▶ _Stated problem_
Write out the listing below without alteration, omitting its pictures.

▶ _Recorded data_
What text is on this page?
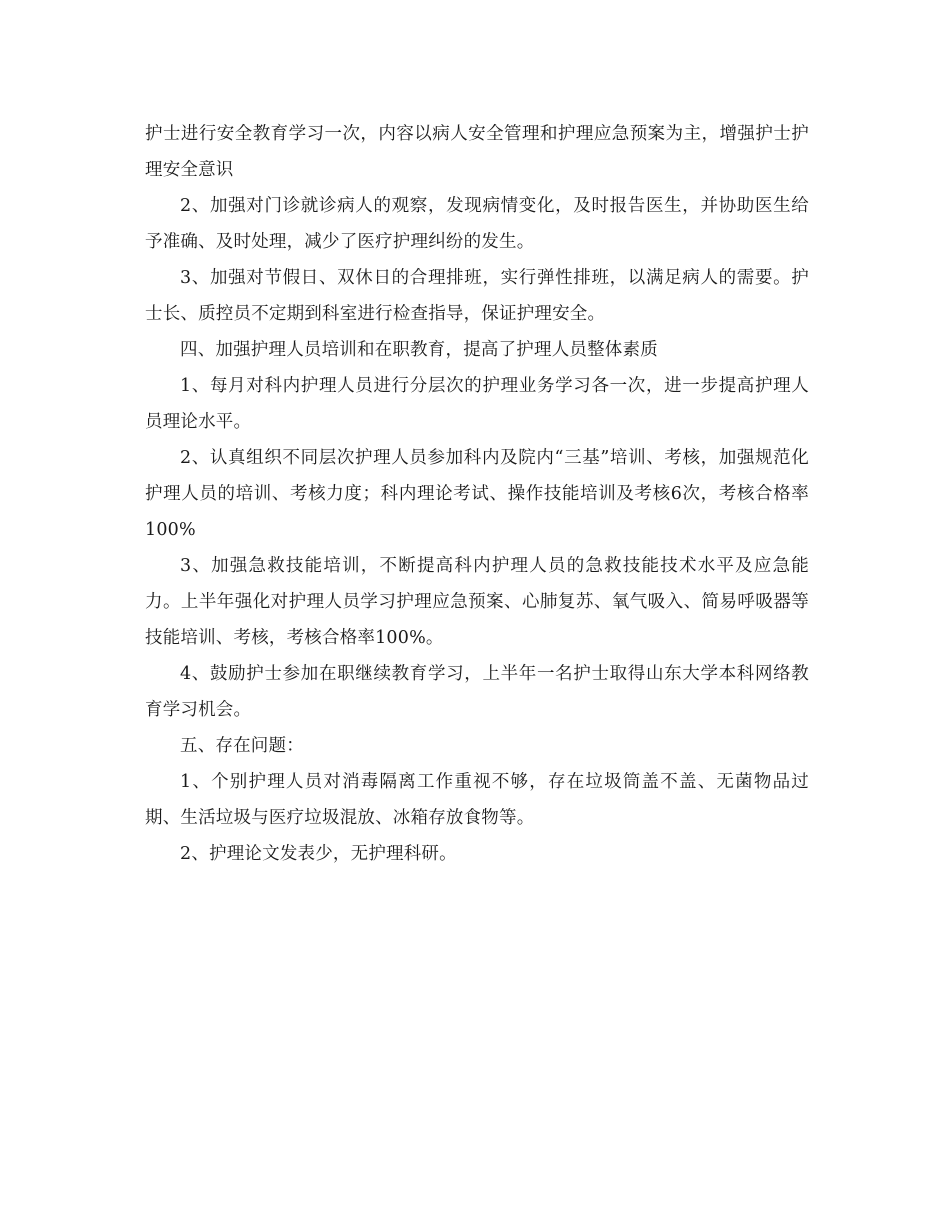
护士进行安全教育学习一次，内容以病人安全管理和护理应急预案为主，增强护士护理安全意识

2、加强对门诊就诊病人的观察，发现病情变化，及时报告医生，并协助医生给予准确、及时处理，减少了医疗护理纠纷的发生。

3、加强对节假日、双休日的合理排班，实行弹性排班，以满足病人的需要。护士长、质控员不定期到科室进行检查指导，保证护理安全。

四、加强护理人员培训和在职教育，提高了护理人员整体素质

1、每月对科内护理人员进行分层次的护理业务学习各一次，进一步提高护理人员理论水平。

2、认真组织不同层次护理人员参加科内及院内“三基”培训、考核，加强规范化护理人员的培训、考核力度；科内理论考试、操作技能培训及考核6次，考核合格率100%

3、加强急救技能培训，不断提高科内护理人员的急救技能技术水平及应急能力。上半年强化对护理人员学习护理应急预案、心肺复苏、氧气吸入、简易呼吸器等技能培训、考核，考核合格率100%。

4、鼓励护士参加在职继续教育学习，上半年一名护士取得山东大学本科网络教育学习机会。

五、存在问题：

1、个别护理人员对消毒隔离工作重视不够，存在垃圾筒盖不盖、无菌物品过期、生活垃圾与医疗垃圾混放、冰箱存放食物等。

2、护理论文发表少，无护理科研。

▶ _Result_
What text is on this page?
护士进行安全教育学习一次，内容以病人安全管理和护理应急预案为主，增强护士护理安全意识

2、加强对门诊就诊病人的观察，发现病情变化，及时报告医生，并协助医生给予准确、及时处理，减少了医疗护理纠纷的发生。

3、加强对节假日、双休日的合理排班，实行弹性排班，以满足病人的需要。护士长、质控员不定期到科室进行检查指导，保证护理安全。

四、加强护理人员培训和在职教育，提高了护理人员整体素质

1、每月对科内护理人员进行分层次的护理业务学习各一次，进一步提高护理人员理论水平。

2、认真组织不同层次护理人员参加科内及院内“三基”培训、考核，加强规范化护理人员的培训、考核力度；科内理论考试、操作技能培训及考核6次，考核合格率100%

3、加强急救技能培训，不断提高科内护理人员的急救技能技术水平及应急能力。上半年强化对护理人员学习护理应急预案、心肺复苏、氧气吸入、简易呼吸器等技能培训、考核，考核合格率100%。

4、鼓励护士参加在职继续教育学习，上半年一名护士取得山东大学本科网络教育学习机会。

五、存在问题：

1、个别护理人员对消毒隔离工作重视不够，存在垃圾筒盖不盖、无菌物品过期、生活垃圾与医疗垃圾混放、冰箱存放食物等。

2、护理论文发表少，无护理科研。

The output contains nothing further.